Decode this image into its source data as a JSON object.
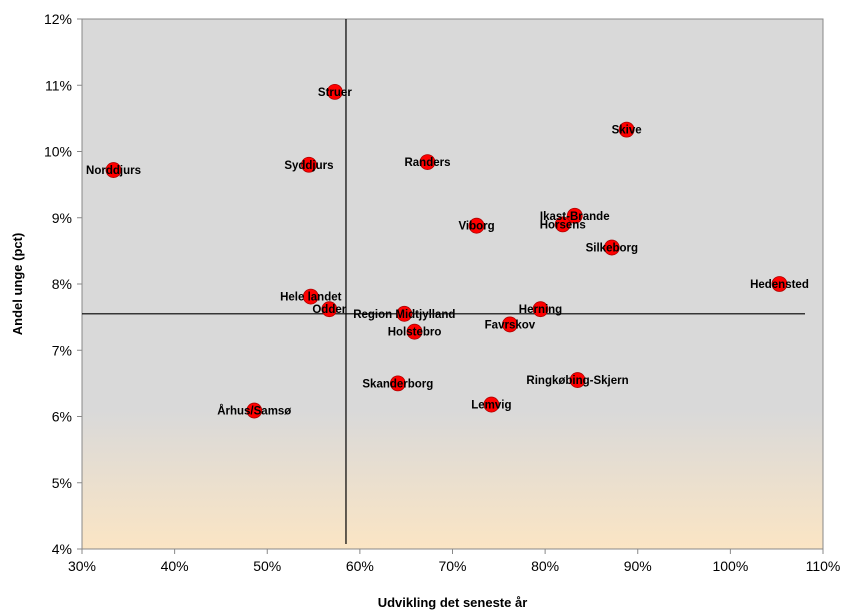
{
  "chart_data": {
    "type": "scatter",
    "title": "",
    "xlabel": "Udvikling det seneste år",
    "ylabel": "Andel unge (pct)",
    "xlim": [
      30,
      110
    ],
    "ylim": [
      4,
      12
    ],
    "x_ticks": [
      "30%",
      "40%",
      "50%",
      "60%",
      "70%",
      "80%",
      "90%",
      "100%",
      "110%"
    ],
    "y_ticks": [
      "4%",
      "5%",
      "6%",
      "7%",
      "8%",
      "9%",
      "10%",
      "11%",
      "12%"
    ],
    "reference_lines": {
      "x": 58.5,
      "y": 7.55
    },
    "grid": false,
    "legend": "none",
    "point_color": "#ff0000",
    "background_top": "#d9d9d9",
    "background_bottom": "#fbe5c4",
    "points": [
      {
        "name": "Struer",
        "x": 57.3,
        "y": 10.9
      },
      {
        "name": "Skive",
        "x": 88.8,
        "y": 10.33
      },
      {
        "name": "Norddjurs",
        "x": 33.4,
        "y": 9.72
      },
      {
        "name": "Syddjurs",
        "x": 54.5,
        "y": 9.8
      },
      {
        "name": "Randers",
        "x": 67.3,
        "y": 9.84
      },
      {
        "name": "Viborg",
        "x": 72.6,
        "y": 8.88
      },
      {
        "name": "Ikast-Brande",
        "x": 83.2,
        "y": 9.03
      },
      {
        "name": "Horsens",
        "x": 81.9,
        "y": 8.9
      },
      {
        "name": "Silkeborg",
        "x": 87.2,
        "y": 8.55
      },
      {
        "name": "Hedensted",
        "x": 105.3,
        "y": 8.0
      },
      {
        "name": "Herning",
        "x": 79.5,
        "y": 7.62
      },
      {
        "name": "Hele landet",
        "x": 54.7,
        "y": 7.81
      },
      {
        "name": "Odder",
        "x": 56.7,
        "y": 7.62
      },
      {
        "name": "Region Midtjylland",
        "x": 64.8,
        "y": 7.55
      },
      {
        "name": "Favrskov",
        "x": 76.2,
        "y": 7.39
      },
      {
        "name": "Holstebro",
        "x": 65.9,
        "y": 7.28
      },
      {
        "name": "Skanderborg",
        "x": 64.1,
        "y": 6.5
      },
      {
        "name": "Ringkøbing-Skjern",
        "x": 83.5,
        "y": 6.55
      },
      {
        "name": "Lemvig",
        "x": 74.2,
        "y": 6.18
      },
      {
        "name": "Århus/Samsø",
        "x": 48.6,
        "y": 6.09
      }
    ]
  }
}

• THE PROBLEM: Reproduce all entries exactly. Pictures do not belong in the copy.

• COMPLETE ANSWER:
Decode this image into its source data as a JSON object.
{
  "chart_data": {
    "type": "scatter",
    "title": "",
    "xlabel": "Udvikling det seneste år",
    "ylabel": "Andel unge (pct)",
    "xlim": [
      30,
      110
    ],
    "ylim": [
      4,
      12
    ],
    "x_ticks": [
      "30%",
      "40%",
      "50%",
      "60%",
      "70%",
      "80%",
      "90%",
      "100%",
      "110%"
    ],
    "y_ticks": [
      "4%",
      "5%",
      "6%",
      "7%",
      "8%",
      "9%",
      "10%",
      "11%",
      "12%"
    ],
    "reference_lines": {
      "x": 58.5,
      "y": 7.55
    },
    "grid": false,
    "legend": "none",
    "point_color": "#ff0000",
    "background_top": "#d9d9d9",
    "background_bottom": "#fbe5c4",
    "points": [
      {
        "name": "Struer",
        "x": 57.3,
        "y": 10.9
      },
      {
        "name": "Skive",
        "x": 88.8,
        "y": 10.33
      },
      {
        "name": "Norddjurs",
        "x": 33.4,
        "y": 9.72
      },
      {
        "name": "Syddjurs",
        "x": 54.5,
        "y": 9.8
      },
      {
        "name": "Randers",
        "x": 67.3,
        "y": 9.84
      },
      {
        "name": "Viborg",
        "x": 72.6,
        "y": 8.88
      },
      {
        "name": "Ikast-Brande",
        "x": 83.2,
        "y": 9.03
      },
      {
        "name": "Horsens",
        "x": 81.9,
        "y": 8.9
      },
      {
        "name": "Silkeborg",
        "x": 87.2,
        "y": 8.55
      },
      {
        "name": "Hedensted",
        "x": 105.3,
        "y": 8.0
      },
      {
        "name": "Herning",
        "x": 79.5,
        "y": 7.62
      },
      {
        "name": "Hele landet",
        "x": 54.7,
        "y": 7.81
      },
      {
        "name": "Odder",
        "x": 56.7,
        "y": 7.62
      },
      {
        "name": "Region Midtjylland",
        "x": 64.8,
        "y": 7.55
      },
      {
        "name": "Favrskov",
        "x": 76.2,
        "y": 7.39
      },
      {
        "name": "Holstebro",
        "x": 65.9,
        "y": 7.28
      },
      {
        "name": "Skanderborg",
        "x": 64.1,
        "y": 6.5
      },
      {
        "name": "Ringkøbing-Skjern",
        "x": 83.5,
        "y": 6.55
      },
      {
        "name": "Lemvig",
        "x": 74.2,
        "y": 6.18
      },
      {
        "name": "Århus/Samsø",
        "x": 48.6,
        "y": 6.09
      }
    ]
  }
}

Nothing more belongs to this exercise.